» **What is expected**
Quote each record exactly, please, leaving none out.

» **Provided records**
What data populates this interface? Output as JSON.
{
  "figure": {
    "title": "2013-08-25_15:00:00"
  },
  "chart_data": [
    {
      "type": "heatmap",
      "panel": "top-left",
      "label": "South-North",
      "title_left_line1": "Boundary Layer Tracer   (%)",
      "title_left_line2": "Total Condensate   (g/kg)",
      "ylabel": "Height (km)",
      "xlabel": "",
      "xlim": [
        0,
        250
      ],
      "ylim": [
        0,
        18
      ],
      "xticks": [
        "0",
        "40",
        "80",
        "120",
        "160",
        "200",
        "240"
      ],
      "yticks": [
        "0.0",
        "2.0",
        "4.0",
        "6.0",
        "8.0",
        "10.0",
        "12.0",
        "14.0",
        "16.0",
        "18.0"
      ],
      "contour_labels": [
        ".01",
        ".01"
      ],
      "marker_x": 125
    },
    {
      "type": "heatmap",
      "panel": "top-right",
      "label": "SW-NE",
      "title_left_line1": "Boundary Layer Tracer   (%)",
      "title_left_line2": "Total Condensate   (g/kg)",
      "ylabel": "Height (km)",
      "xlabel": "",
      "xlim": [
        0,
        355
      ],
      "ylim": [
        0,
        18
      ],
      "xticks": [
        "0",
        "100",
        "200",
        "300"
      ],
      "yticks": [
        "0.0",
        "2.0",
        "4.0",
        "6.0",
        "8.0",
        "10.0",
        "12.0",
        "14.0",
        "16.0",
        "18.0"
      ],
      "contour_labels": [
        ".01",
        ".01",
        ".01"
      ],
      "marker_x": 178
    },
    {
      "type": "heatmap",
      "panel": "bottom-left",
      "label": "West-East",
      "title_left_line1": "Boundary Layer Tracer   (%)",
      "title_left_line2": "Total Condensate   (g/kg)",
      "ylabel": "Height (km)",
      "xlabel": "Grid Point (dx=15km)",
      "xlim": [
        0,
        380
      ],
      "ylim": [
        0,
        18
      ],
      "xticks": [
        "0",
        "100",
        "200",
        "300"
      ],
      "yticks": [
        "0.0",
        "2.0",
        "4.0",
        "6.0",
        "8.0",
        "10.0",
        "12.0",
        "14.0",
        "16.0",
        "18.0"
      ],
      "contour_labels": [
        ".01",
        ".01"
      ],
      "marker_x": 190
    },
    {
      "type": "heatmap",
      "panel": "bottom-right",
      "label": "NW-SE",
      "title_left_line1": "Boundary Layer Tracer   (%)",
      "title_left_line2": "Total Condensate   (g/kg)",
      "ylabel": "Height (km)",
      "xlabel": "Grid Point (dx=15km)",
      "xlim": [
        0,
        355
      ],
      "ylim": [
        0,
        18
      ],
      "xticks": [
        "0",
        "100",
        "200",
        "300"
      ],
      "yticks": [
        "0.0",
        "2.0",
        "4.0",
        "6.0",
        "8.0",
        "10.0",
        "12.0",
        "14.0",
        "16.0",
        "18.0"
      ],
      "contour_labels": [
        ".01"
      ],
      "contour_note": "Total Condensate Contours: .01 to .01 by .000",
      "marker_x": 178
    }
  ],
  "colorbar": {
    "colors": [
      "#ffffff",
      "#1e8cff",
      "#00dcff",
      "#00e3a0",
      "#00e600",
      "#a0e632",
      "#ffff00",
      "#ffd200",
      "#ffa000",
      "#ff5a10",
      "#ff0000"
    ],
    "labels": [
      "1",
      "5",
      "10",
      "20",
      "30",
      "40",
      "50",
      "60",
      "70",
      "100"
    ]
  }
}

» **Written solution**
What data populates this interface? Output as JSON.
{
  "figure": {
    "title": "2013-08-25_15:00:00"
  },
  "chart_data": [
    {
      "type": "heatmap",
      "panel": "top-left",
      "label": "South-North",
      "title_left_line1": "Boundary Layer Tracer   (%)",
      "title_left_line2": "Total Condensate   (g/kg)",
      "ylabel": "Height (km)",
      "xlabel": "",
      "xlim": [
        0,
        250
      ],
      "ylim": [
        0,
        18
      ],
      "xticks": [
        "0",
        "40",
        "80",
        "120",
        "160",
        "200",
        "240"
      ],
      "yticks": [
        "0.0",
        "2.0",
        "4.0",
        "6.0",
        "8.0",
        "10.0",
        "12.0",
        "14.0",
        "16.0",
        "18.0"
      ],
      "contour_labels": [
        ".01",
        ".01"
      ],
      "marker_x": 125
    },
    {
      "type": "heatmap",
      "panel": "top-right",
      "label": "SW-NE",
      "title_left_line1": "Boundary Layer Tracer   (%)",
      "title_left_line2": "Total Condensate   (g/kg)",
      "ylabel": "Height (km)",
      "xlabel": "",
      "xlim": [
        0,
        355
      ],
      "ylim": [
        0,
        18
      ],
      "xticks": [
        "0",
        "100",
        "200",
        "300"
      ],
      "yticks": [
        "0.0",
        "2.0",
        "4.0",
        "6.0",
        "8.0",
        "10.0",
        "12.0",
        "14.0",
        "16.0",
        "18.0"
      ],
      "contour_labels": [
        ".01",
        ".01",
        ".01"
      ],
      "marker_x": 178
    },
    {
      "type": "heatmap",
      "panel": "bottom-left",
      "label": "West-East",
      "title_left_line1": "Boundary Layer Tracer   (%)",
      "title_left_line2": "Total Condensate   (g/kg)",
      "ylabel": "Height (km)",
      "xlabel": "Grid Point (dx=15km)",
      "xlim": [
        0,
        380
      ],
      "ylim": [
        0,
        18
      ],
      "xticks": [
        "0",
        "100",
        "200",
        "300"
      ],
      "yticks": [
        "0.0",
        "2.0",
        "4.0",
        "6.0",
        "8.0",
        "10.0",
        "12.0",
        "14.0",
        "16.0",
        "18.0"
      ],
      "contour_labels": [
        ".01",
        ".01"
      ],
      "marker_x": 190
    },
    {
      "type": "heatmap",
      "panel": "bottom-right",
      "label": "NW-SE",
      "title_left_line1": "Boundary Layer Tracer   (%)",
      "title_left_line2": "Total Condensate   (g/kg)",
      "ylabel": "Height (km)",
      "xlabel": "Grid Point (dx=15km)",
      "xlim": [
        0,
        355
      ],
      "ylim": [
        0,
        18
      ],
      "xticks": [
        "0",
        "100",
        "200",
        "300"
      ],
      "yticks": [
        "0.0",
        "2.0",
        "4.0",
        "6.0",
        "8.0",
        "10.0",
        "12.0",
        "14.0",
        "16.0",
        "18.0"
      ],
      "contour_labels": [
        ".01"
      ],
      "contour_note": "Total Condensate Contours: .01 to .01 by .000",
      "marker_x": 178
    }
  ],
  "colorbar": {
    "colors": [
      "#ffffff",
      "#1e8cff",
      "#00dcff",
      "#00e3a0",
      "#00e600",
      "#a0e632",
      "#ffff00",
      "#ffd200",
      "#ffa000",
      "#ff5a10",
      "#ff0000"
    ],
    "labels": [
      "1",
      "5",
      "10",
      "20",
      "30",
      "40",
      "50",
      "60",
      "70",
      "100"
    ]
  }
}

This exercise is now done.